Dataset records:
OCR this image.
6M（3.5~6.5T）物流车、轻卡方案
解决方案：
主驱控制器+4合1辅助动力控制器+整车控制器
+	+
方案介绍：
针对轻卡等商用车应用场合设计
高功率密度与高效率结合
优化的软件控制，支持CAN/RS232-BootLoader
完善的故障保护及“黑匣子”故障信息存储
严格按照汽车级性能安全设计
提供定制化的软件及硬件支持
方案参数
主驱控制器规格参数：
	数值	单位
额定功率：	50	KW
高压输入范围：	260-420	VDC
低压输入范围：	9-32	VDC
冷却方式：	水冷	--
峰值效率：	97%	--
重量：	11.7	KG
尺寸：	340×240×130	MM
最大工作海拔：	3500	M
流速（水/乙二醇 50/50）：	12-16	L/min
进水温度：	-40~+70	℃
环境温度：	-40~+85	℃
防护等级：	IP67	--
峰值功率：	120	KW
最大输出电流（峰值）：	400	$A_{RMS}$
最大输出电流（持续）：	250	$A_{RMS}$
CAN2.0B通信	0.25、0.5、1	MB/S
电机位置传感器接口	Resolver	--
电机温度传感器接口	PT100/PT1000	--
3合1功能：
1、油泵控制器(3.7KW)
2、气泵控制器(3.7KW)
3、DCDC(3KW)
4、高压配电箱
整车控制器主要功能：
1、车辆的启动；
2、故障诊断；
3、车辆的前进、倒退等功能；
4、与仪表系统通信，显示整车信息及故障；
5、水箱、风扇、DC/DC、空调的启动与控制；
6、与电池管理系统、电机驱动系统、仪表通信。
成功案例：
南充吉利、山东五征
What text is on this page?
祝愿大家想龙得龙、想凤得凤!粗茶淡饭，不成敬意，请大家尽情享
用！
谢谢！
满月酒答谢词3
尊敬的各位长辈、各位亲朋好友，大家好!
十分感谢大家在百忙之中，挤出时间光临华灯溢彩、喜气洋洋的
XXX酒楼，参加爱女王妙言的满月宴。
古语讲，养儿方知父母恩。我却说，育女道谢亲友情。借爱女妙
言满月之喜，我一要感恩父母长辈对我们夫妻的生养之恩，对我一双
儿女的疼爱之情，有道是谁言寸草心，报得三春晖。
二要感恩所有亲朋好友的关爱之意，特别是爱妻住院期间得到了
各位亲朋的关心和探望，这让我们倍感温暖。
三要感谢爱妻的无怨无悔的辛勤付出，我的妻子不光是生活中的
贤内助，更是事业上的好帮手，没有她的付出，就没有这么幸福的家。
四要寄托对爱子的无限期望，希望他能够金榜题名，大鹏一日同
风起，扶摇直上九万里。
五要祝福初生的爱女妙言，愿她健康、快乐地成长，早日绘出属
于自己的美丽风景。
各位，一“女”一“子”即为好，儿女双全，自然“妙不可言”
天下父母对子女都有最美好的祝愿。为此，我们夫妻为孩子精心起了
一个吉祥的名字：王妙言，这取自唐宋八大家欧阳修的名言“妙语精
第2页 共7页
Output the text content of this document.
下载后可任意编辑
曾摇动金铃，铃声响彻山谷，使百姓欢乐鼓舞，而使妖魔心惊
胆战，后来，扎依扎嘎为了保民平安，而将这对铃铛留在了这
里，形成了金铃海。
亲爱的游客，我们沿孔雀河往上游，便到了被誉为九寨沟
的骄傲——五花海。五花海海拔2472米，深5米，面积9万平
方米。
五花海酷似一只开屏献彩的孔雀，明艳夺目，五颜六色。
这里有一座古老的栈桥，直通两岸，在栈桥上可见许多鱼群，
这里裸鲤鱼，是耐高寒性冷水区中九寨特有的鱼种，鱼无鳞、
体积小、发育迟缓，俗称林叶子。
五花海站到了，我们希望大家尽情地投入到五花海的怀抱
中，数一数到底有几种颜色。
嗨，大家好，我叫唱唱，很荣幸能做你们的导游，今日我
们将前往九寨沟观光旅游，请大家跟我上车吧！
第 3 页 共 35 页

**Task details:** Pick out and copy the lines of the material that include the word "this".

**Task result:**
OCR this image.
What text is on this page?
Output the text content of this document.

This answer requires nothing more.